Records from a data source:
↓

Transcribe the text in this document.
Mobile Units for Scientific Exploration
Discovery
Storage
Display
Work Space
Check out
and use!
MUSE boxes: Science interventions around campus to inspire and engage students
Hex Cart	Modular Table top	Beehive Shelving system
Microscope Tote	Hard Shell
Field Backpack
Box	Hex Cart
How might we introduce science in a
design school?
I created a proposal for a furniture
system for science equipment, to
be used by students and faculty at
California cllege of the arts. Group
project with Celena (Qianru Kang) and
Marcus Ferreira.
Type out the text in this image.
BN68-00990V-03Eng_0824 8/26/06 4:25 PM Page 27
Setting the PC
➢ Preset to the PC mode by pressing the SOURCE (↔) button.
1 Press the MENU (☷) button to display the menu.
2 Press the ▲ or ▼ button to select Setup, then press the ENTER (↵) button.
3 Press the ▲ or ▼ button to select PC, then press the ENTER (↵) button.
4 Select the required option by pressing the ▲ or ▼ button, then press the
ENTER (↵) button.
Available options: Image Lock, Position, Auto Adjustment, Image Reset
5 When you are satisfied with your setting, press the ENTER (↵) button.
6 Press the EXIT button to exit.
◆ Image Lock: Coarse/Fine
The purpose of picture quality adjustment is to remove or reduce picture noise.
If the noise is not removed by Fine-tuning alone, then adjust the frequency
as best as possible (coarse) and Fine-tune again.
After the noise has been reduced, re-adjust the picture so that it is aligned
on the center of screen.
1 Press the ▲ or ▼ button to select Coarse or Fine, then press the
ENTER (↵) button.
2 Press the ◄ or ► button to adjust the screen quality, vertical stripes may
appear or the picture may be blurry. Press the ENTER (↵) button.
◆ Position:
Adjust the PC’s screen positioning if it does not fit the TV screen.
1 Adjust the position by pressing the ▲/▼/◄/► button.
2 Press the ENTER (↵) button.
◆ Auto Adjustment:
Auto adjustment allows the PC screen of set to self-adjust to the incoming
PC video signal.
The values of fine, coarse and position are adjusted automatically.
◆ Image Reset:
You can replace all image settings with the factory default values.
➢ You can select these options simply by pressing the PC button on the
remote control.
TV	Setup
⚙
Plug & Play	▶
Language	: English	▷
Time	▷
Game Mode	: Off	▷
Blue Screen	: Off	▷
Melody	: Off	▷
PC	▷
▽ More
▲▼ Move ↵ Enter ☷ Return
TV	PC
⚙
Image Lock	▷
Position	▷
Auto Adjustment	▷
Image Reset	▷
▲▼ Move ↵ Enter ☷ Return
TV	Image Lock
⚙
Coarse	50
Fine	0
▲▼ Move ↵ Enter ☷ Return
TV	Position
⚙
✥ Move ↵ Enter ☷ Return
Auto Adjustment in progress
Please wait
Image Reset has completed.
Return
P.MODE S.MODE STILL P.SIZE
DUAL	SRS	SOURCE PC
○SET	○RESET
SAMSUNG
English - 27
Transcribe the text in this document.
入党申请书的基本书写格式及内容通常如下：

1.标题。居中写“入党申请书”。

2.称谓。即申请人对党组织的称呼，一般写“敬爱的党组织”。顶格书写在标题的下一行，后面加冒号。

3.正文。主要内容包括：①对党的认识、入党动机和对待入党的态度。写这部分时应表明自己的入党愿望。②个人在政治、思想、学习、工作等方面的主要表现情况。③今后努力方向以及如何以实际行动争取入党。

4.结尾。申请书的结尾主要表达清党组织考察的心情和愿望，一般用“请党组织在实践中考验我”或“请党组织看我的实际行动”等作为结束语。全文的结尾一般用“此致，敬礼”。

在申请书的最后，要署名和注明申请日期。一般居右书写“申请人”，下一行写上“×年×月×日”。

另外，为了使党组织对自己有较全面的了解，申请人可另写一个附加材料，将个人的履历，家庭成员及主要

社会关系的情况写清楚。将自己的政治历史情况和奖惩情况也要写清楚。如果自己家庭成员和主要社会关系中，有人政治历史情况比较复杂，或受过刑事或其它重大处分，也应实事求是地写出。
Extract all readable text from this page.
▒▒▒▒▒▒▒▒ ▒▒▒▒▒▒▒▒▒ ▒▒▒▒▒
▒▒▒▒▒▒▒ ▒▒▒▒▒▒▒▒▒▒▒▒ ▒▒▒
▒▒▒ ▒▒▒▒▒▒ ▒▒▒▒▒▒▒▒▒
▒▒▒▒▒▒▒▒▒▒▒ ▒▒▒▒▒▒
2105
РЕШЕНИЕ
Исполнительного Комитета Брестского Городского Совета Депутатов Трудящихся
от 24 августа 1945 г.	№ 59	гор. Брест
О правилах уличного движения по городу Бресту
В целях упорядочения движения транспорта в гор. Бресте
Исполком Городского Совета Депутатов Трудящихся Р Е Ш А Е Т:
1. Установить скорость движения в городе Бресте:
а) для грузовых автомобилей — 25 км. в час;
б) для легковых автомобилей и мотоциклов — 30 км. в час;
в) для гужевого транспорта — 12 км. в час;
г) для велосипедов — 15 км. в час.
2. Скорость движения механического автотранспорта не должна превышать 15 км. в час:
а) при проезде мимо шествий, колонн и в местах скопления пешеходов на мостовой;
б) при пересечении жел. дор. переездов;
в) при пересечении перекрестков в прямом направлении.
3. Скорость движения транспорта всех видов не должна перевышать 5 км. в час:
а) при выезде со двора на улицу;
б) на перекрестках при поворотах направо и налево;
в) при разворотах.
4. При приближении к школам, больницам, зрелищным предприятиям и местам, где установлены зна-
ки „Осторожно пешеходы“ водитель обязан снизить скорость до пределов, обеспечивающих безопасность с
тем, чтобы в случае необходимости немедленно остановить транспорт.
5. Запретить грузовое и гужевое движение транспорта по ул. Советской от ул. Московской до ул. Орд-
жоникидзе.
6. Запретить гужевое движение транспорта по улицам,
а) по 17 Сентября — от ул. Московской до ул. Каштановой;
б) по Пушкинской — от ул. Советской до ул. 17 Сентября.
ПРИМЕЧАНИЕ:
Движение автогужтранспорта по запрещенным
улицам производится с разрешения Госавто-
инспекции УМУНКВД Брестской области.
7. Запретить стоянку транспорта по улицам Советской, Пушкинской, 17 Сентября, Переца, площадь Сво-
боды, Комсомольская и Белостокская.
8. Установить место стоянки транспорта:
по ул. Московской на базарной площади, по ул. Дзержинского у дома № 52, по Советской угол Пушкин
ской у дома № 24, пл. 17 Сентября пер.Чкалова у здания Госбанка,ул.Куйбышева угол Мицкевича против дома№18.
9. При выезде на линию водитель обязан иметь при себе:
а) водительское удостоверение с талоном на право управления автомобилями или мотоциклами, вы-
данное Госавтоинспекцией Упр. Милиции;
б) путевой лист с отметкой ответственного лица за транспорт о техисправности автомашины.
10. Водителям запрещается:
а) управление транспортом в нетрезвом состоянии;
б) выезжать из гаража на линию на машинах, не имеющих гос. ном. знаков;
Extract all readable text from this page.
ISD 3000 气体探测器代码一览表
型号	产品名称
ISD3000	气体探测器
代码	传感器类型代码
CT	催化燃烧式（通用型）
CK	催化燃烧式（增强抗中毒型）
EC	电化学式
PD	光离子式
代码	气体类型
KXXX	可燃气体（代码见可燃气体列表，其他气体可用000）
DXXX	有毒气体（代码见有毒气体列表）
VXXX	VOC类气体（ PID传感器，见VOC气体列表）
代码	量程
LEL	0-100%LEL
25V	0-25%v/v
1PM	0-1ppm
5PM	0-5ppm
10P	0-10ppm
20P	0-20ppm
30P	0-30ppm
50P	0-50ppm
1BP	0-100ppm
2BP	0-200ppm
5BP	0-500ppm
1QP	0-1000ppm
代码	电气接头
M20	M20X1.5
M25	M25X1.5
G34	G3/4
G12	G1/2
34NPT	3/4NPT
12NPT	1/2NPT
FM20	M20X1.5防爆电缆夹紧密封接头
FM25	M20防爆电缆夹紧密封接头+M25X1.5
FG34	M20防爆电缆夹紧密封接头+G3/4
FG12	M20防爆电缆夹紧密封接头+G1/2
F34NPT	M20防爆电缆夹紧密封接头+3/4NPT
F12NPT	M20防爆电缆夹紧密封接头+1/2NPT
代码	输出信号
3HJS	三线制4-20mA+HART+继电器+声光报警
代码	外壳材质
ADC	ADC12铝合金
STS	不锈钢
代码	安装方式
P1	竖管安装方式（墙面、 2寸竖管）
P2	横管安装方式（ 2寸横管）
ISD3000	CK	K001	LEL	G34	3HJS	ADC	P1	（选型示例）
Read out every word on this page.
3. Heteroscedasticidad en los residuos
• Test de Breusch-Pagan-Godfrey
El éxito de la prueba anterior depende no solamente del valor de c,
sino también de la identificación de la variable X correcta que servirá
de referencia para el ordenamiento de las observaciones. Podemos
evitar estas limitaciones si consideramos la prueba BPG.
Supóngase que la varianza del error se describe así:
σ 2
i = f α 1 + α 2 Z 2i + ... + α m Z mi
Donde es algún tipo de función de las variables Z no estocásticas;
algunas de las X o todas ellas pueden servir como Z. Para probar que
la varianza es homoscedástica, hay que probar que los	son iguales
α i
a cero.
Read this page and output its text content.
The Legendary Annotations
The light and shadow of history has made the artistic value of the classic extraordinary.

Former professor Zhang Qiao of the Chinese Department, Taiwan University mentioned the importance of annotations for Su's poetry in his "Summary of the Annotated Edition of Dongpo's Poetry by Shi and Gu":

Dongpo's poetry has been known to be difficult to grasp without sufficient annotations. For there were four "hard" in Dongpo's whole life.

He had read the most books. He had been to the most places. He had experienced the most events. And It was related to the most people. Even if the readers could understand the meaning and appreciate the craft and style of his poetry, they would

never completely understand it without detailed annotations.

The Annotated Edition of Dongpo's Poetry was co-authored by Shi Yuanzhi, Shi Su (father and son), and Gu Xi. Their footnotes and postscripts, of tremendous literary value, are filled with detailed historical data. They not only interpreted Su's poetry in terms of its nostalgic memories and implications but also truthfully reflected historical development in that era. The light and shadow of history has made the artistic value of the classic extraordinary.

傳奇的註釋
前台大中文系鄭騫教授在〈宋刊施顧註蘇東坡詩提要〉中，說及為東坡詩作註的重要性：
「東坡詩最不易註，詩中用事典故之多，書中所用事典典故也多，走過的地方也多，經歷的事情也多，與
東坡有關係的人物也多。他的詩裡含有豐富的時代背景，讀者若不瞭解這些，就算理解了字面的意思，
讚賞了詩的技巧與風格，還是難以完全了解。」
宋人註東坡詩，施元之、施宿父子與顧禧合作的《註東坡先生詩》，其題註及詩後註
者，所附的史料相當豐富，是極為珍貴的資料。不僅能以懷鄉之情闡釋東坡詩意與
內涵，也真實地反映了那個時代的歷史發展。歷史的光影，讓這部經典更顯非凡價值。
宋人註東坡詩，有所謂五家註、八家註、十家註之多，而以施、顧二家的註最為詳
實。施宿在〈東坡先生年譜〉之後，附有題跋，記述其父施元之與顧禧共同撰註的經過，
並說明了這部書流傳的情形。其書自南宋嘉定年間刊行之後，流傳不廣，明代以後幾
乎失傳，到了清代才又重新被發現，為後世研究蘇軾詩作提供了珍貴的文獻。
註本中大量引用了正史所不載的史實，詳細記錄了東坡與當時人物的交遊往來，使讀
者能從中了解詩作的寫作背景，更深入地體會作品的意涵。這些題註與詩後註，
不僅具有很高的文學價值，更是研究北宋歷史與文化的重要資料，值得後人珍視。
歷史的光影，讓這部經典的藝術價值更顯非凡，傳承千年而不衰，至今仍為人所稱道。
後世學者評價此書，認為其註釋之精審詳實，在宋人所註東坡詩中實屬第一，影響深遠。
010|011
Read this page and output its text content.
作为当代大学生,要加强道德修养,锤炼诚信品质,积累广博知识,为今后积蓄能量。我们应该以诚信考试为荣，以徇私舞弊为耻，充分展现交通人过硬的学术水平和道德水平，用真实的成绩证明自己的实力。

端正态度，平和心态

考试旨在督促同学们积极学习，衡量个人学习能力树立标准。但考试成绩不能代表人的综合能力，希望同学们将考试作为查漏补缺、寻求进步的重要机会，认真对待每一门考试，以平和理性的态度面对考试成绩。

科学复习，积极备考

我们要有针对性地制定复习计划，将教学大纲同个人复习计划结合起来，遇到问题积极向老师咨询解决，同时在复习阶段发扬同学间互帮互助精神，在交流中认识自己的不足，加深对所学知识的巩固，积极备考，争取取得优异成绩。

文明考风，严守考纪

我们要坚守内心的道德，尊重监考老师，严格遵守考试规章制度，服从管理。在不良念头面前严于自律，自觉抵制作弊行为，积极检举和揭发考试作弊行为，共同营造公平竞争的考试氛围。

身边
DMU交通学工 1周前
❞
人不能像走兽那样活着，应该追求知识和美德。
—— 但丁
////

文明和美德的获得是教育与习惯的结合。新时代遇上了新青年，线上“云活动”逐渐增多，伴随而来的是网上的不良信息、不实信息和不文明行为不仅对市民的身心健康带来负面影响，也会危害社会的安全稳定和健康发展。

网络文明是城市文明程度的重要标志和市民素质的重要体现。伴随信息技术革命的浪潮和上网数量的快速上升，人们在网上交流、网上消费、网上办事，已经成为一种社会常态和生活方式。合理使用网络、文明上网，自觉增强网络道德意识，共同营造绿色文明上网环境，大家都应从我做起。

↑

◆ Prompt
Determine how many lines in the data above contain the string "автомобилей". Give nothing except the number.

◆ Final result
2